══ SUPPLIED DATA ══

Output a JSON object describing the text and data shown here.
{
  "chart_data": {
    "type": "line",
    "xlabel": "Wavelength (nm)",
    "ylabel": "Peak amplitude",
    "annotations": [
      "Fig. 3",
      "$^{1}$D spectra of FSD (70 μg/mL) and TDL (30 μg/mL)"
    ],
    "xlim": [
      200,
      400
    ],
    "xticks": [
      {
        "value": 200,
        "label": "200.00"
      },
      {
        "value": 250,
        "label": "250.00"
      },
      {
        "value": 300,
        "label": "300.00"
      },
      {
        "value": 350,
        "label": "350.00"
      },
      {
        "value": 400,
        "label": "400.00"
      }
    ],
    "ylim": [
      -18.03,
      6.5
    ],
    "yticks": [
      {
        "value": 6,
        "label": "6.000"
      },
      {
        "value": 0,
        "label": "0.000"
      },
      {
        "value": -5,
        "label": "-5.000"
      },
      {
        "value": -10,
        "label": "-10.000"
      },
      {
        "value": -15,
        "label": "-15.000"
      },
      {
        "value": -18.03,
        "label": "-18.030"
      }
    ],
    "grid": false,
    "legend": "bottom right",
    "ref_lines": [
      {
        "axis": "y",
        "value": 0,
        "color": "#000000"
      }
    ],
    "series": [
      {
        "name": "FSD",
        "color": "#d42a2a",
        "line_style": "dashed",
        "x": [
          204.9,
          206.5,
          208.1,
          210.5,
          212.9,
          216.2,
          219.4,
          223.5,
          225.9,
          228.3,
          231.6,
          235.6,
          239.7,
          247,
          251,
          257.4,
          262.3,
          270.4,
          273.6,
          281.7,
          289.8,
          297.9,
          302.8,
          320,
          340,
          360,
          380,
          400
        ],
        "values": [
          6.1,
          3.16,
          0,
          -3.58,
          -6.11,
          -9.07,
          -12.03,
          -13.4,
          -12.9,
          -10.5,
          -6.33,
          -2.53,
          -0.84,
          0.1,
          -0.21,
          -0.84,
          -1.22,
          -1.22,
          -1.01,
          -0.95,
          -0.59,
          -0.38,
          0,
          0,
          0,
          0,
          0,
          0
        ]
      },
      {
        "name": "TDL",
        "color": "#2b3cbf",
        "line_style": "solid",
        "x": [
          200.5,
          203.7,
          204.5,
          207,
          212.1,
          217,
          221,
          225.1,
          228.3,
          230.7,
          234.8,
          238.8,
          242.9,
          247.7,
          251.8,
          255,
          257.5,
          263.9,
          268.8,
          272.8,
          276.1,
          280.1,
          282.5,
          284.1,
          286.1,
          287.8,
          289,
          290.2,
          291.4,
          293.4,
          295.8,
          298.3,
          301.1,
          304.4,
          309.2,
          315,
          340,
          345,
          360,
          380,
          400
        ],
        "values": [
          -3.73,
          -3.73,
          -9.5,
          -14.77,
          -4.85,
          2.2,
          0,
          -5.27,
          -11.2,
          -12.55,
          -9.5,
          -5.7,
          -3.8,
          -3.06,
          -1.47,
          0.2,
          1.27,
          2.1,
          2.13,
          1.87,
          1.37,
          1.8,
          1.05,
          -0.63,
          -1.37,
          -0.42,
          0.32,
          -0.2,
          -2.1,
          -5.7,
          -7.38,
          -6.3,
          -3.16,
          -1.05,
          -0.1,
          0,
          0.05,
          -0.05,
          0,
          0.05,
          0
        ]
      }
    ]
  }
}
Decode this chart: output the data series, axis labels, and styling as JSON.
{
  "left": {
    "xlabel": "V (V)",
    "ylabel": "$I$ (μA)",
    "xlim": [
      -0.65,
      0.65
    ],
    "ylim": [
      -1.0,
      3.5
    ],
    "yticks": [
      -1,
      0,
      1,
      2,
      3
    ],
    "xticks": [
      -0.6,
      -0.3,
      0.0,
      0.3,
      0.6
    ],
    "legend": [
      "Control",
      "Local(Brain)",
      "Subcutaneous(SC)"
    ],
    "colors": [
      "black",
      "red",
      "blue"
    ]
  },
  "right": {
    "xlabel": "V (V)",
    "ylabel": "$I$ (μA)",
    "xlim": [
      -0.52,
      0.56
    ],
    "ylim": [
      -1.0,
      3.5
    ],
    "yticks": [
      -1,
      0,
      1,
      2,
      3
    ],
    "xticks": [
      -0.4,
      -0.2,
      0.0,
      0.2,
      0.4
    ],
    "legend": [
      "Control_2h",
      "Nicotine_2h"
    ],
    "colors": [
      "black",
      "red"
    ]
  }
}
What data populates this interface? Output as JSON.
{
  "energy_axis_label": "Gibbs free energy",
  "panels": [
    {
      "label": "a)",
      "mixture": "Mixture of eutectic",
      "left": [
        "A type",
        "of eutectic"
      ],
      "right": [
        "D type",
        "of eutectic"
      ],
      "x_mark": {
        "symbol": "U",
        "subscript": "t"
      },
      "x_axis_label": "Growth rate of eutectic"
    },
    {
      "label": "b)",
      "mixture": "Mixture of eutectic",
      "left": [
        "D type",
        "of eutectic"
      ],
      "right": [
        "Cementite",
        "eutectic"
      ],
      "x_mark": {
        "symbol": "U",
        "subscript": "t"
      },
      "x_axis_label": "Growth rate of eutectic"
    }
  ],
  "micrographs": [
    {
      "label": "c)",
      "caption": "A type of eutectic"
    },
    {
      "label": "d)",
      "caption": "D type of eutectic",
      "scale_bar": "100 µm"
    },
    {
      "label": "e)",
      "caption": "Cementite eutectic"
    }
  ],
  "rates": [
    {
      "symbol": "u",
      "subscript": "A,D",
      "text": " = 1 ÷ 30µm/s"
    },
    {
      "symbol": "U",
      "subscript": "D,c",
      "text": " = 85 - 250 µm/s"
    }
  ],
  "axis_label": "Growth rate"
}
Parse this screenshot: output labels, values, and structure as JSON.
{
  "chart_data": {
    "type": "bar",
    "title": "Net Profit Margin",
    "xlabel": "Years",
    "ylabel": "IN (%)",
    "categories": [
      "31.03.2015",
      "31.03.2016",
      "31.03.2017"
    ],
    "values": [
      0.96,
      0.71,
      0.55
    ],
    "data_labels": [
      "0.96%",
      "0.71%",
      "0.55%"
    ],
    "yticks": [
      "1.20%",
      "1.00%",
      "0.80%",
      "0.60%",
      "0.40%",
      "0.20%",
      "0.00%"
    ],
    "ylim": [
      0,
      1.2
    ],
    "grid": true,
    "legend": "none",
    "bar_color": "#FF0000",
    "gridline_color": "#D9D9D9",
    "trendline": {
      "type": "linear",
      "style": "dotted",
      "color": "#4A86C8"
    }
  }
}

═══

:: DIRECTIONS FOR THIS TASK ::
Find each line holding "xlabel". Copy it out.

:: WRITTEN RESPONSE ::
    "xlabel": "Wavelength (nm)",
    "xlabel": "V (V)",
    "xlabel": "V (V)",
    "xlabel": "Years",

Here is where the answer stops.